#### [STATED EXERCISE]
Which lines below hold the word "have"? Report each one.
+ + +
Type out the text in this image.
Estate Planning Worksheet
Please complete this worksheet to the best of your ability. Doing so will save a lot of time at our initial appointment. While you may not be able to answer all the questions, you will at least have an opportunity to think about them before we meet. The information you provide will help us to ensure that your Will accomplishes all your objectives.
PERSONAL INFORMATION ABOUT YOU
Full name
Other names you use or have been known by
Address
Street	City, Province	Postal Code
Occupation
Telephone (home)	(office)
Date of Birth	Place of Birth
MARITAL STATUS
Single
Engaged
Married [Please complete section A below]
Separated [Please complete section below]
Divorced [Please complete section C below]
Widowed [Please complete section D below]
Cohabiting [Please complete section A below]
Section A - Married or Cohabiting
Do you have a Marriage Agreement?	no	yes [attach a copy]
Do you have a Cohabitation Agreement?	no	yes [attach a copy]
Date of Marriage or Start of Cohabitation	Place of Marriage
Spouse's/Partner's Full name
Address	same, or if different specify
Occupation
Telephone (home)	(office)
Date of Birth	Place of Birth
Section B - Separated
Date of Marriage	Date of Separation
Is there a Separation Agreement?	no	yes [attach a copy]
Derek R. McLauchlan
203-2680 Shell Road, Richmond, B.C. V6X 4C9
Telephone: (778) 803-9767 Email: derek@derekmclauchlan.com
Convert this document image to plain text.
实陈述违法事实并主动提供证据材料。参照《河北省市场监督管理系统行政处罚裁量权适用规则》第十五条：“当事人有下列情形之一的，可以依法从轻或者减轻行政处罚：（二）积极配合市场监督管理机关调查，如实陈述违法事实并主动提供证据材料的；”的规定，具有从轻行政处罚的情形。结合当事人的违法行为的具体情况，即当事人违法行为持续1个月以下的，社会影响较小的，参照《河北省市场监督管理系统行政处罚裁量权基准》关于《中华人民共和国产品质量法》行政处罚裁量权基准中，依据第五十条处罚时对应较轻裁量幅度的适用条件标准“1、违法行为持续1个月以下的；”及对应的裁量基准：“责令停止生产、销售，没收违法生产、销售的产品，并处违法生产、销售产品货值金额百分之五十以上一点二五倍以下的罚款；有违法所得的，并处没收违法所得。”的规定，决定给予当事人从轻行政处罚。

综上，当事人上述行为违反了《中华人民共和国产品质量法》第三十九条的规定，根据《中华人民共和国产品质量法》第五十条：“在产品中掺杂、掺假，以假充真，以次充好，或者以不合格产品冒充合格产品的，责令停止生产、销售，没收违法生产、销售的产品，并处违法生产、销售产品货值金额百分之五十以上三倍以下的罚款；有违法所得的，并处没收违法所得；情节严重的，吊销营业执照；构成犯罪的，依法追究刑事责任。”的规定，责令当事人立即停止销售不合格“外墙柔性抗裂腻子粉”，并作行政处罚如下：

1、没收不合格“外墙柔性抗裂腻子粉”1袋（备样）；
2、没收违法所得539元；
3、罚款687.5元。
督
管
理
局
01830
+ + +
#### [FINISHED TASK]
Please complete this worksheet to the best of your ability. Doing so will save a lot of time at our initial appointment. While you may not be able to answer all the questions, you will at least have an opportunity to think about them before we meet. The information you provide will help us to ensure that your Will accomplishes all your objectives.
Other names you use or have been known by
Do you have a Marriage Agreement?	no	yes [attach a copy]
Do you have a Cohabitation Agreement?	no	yes [attach a copy]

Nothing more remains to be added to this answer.